Written instruction:
Look through the material below. Copy every line with the string "JSON" in it.

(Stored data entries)
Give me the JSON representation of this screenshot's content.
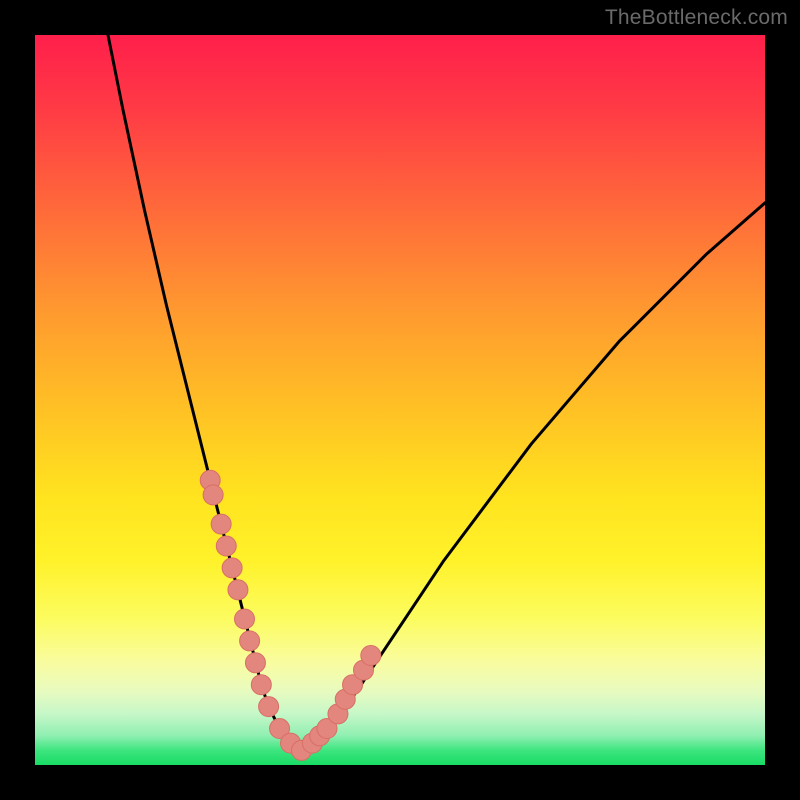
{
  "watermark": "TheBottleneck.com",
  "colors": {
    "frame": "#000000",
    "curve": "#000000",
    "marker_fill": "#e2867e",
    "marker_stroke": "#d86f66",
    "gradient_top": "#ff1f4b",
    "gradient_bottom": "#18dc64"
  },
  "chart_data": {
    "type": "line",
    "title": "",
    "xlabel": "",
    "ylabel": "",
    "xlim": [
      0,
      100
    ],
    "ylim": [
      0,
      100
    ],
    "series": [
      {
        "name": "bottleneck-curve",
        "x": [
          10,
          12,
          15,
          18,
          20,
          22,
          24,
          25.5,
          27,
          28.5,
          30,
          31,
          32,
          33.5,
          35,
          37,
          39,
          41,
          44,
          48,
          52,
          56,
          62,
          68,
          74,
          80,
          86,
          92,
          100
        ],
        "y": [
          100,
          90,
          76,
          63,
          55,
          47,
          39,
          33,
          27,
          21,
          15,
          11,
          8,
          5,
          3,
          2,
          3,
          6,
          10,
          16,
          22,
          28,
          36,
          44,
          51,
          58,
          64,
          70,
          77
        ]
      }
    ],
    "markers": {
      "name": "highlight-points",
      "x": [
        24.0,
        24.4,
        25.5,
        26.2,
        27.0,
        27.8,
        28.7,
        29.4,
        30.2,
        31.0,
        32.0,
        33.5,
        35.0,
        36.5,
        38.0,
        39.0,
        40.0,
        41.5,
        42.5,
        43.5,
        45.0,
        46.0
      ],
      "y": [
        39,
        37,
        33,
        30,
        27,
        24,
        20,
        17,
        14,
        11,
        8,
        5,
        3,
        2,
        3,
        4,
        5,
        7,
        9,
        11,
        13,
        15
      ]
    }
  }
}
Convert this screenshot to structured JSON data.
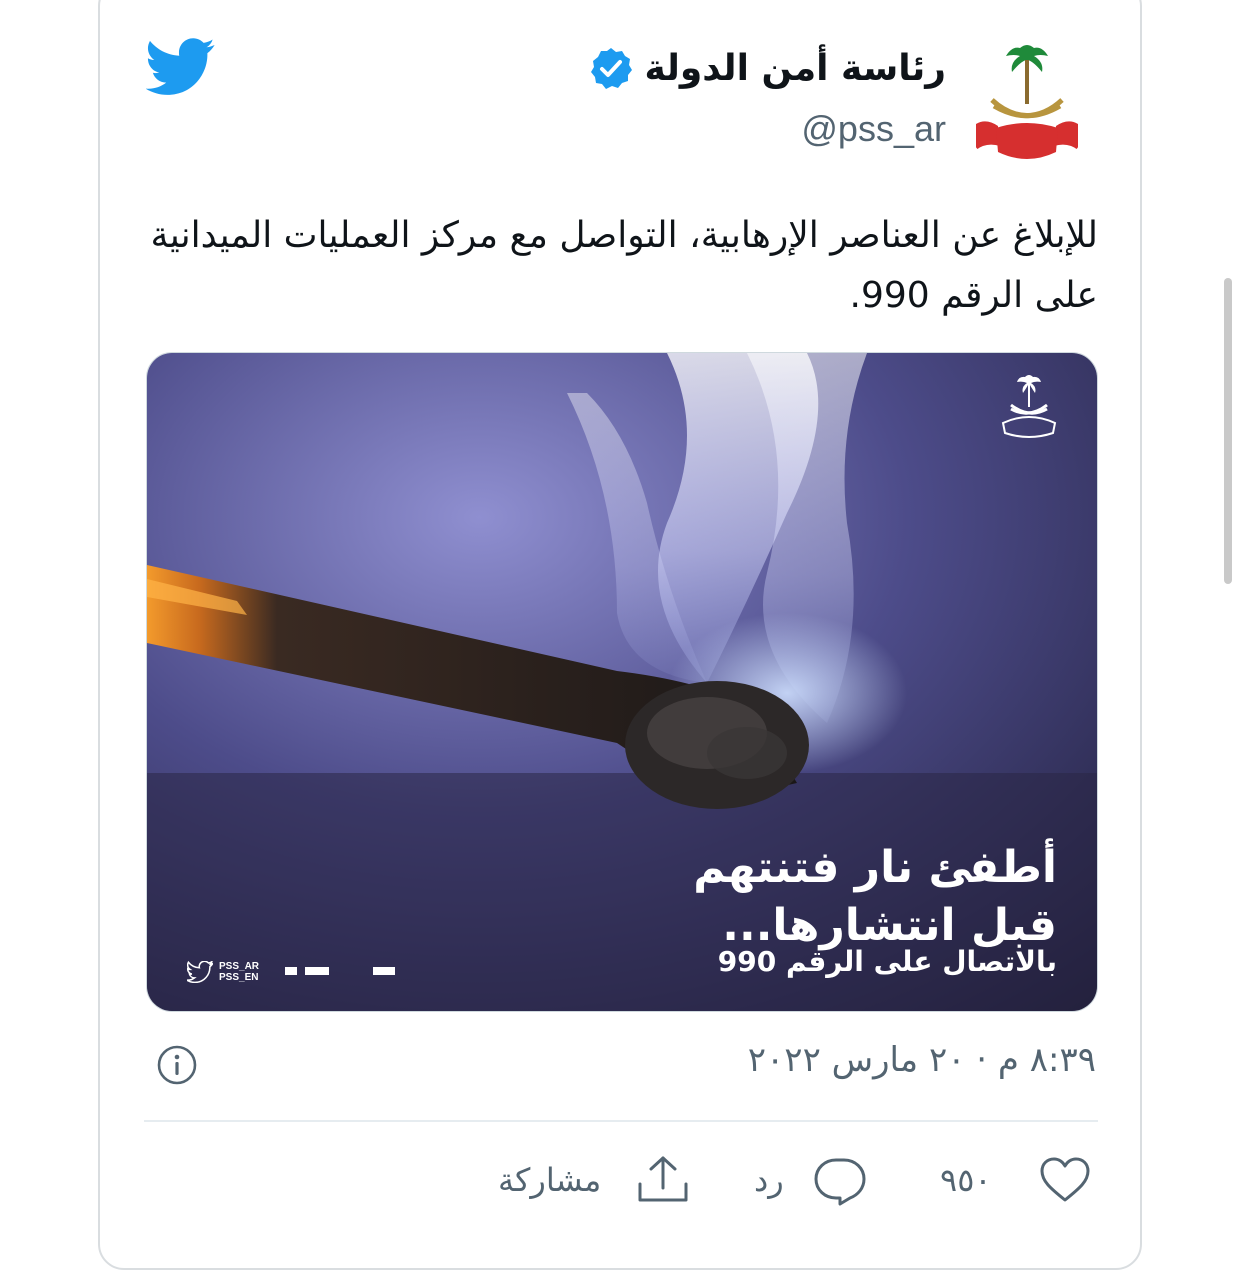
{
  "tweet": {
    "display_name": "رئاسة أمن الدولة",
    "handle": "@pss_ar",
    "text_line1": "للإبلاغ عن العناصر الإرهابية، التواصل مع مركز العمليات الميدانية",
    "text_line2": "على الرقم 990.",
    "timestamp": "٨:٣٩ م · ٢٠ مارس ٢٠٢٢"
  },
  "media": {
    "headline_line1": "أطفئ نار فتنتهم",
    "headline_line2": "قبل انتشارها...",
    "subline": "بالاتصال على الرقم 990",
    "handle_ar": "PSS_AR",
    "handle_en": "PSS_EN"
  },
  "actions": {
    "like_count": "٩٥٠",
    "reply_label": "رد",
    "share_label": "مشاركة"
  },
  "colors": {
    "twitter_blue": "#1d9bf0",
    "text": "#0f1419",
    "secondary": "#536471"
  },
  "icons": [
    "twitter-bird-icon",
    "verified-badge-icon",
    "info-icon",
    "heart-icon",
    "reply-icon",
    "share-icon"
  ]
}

Exercise solution:
Give me the JSON representation of this screenshot's content.
Convert this screenshot to structured JSON data.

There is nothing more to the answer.